Records from a collection:

============

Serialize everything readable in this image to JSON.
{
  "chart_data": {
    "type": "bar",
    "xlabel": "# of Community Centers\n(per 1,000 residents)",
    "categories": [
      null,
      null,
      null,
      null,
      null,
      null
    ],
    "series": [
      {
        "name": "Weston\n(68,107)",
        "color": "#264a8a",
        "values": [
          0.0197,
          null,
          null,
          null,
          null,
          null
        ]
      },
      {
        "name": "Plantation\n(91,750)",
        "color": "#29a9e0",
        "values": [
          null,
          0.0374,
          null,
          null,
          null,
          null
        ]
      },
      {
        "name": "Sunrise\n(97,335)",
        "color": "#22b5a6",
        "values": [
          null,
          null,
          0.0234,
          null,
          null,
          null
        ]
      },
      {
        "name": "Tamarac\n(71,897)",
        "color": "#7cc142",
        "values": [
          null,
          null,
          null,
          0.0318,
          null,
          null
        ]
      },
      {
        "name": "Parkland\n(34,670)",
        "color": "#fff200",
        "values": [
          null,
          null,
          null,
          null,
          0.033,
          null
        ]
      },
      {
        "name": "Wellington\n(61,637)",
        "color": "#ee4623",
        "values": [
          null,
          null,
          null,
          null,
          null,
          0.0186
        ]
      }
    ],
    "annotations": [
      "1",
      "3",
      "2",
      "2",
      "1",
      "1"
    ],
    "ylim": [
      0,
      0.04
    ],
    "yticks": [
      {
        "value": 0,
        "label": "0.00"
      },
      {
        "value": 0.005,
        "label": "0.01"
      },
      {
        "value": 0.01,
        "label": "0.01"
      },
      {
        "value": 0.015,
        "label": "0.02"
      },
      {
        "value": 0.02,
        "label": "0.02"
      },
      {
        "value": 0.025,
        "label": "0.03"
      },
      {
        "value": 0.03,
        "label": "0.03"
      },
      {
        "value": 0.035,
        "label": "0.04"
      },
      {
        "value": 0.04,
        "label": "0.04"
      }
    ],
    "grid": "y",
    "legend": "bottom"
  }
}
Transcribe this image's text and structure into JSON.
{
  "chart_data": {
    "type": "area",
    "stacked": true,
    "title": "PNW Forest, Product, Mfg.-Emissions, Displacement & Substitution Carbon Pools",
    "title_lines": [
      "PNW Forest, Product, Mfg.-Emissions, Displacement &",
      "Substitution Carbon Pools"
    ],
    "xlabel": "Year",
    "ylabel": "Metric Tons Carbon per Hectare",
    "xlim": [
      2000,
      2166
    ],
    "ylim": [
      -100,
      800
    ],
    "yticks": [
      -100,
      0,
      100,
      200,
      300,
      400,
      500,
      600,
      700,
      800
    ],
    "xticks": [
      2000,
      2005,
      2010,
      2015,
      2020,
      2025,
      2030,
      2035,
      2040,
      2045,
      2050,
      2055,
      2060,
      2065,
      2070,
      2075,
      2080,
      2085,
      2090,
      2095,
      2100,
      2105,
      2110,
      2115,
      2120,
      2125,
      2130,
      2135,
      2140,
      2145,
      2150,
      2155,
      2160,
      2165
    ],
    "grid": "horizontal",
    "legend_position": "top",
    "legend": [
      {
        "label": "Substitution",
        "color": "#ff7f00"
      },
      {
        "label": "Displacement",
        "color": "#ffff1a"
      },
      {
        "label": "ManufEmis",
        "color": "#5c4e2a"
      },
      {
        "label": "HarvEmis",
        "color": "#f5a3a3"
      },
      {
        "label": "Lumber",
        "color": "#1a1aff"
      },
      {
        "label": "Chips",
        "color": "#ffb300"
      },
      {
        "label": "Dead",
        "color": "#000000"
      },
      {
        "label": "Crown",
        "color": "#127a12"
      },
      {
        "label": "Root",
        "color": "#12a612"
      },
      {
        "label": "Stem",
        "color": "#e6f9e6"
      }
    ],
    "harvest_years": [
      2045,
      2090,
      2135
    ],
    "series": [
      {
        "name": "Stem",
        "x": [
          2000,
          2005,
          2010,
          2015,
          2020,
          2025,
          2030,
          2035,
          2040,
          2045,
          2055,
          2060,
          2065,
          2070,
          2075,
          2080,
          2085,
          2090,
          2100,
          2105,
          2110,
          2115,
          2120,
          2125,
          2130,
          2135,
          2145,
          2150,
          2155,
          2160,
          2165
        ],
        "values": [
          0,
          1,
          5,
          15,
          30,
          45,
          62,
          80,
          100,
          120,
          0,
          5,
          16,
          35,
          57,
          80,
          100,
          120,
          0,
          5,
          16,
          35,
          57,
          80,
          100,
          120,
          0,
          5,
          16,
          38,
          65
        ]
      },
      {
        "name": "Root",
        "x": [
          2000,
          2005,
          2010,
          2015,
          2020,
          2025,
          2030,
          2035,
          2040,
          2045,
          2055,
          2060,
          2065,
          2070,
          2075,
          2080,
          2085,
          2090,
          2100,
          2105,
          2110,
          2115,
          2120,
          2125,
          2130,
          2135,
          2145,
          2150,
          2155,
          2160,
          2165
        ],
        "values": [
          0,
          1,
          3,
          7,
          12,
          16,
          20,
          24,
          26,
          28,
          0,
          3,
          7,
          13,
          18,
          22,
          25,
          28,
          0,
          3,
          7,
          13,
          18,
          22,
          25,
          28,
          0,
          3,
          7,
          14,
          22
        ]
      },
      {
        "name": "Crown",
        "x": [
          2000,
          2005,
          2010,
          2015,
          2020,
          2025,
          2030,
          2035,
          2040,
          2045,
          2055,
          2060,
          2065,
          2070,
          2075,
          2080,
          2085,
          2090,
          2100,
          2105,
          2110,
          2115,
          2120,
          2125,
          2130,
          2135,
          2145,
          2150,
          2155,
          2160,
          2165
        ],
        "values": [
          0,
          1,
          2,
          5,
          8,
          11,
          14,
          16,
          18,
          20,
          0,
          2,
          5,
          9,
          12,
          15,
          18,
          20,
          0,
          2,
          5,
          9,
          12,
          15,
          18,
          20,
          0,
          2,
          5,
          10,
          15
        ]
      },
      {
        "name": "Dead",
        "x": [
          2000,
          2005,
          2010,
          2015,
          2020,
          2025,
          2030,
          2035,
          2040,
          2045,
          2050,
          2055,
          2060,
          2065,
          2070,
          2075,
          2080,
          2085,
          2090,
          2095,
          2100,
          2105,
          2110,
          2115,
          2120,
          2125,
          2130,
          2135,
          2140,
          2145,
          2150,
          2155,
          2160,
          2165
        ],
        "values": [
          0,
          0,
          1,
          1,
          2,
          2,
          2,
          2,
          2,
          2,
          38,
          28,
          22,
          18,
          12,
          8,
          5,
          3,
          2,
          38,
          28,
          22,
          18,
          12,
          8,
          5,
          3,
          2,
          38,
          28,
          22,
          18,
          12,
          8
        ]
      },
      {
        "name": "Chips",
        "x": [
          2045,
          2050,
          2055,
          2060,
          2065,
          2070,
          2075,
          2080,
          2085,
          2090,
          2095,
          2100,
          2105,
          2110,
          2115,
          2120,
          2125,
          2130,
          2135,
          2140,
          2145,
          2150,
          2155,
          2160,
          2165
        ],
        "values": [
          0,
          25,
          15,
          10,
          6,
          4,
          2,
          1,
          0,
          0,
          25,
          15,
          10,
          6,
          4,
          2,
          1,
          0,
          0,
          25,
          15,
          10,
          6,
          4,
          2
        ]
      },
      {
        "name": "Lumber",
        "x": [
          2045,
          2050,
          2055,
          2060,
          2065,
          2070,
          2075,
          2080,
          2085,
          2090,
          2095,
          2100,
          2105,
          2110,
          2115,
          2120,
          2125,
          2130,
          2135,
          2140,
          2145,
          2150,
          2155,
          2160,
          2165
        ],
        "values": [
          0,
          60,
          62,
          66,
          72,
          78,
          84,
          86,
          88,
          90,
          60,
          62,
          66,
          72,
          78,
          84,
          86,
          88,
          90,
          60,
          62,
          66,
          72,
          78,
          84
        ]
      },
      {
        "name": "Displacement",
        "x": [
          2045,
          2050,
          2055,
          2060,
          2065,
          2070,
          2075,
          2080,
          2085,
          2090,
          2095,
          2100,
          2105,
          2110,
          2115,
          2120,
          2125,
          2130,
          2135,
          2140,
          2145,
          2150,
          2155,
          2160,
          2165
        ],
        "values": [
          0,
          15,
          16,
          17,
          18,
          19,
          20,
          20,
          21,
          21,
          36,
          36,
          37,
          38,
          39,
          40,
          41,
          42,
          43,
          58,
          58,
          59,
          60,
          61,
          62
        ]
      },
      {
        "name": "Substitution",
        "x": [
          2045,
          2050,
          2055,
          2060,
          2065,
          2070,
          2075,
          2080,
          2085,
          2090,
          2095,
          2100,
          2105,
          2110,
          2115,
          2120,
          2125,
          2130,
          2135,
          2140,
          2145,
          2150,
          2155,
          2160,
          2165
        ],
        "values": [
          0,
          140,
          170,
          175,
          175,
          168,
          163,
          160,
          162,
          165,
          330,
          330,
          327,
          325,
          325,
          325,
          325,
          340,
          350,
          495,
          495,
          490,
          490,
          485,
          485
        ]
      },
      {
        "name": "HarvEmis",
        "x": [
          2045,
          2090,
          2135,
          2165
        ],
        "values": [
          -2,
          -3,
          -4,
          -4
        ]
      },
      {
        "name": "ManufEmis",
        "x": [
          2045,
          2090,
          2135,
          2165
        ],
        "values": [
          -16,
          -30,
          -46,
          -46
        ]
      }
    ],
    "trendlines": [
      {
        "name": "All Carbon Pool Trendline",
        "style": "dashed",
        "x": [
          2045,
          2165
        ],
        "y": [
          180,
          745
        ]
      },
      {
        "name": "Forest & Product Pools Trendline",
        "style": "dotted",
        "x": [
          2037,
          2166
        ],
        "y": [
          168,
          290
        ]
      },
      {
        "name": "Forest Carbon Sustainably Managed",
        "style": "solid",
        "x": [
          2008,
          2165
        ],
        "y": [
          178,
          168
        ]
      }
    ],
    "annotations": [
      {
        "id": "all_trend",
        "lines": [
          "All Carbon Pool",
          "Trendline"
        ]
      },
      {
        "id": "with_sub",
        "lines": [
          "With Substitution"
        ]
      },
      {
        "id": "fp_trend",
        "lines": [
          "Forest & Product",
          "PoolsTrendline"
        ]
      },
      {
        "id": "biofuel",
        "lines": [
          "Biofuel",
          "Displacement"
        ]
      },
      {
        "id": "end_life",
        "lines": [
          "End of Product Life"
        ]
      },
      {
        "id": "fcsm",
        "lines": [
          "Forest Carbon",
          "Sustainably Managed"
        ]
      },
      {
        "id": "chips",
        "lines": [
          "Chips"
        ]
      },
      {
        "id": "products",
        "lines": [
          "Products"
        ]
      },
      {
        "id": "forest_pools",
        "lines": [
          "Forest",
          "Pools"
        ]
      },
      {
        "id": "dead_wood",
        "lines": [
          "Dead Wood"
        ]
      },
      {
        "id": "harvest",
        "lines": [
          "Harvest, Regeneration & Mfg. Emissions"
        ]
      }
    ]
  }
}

============

What this task involves:
Each line in the listing above either holds the string "Substitution" or does not; state how many do, giving the number only.

Written response:
5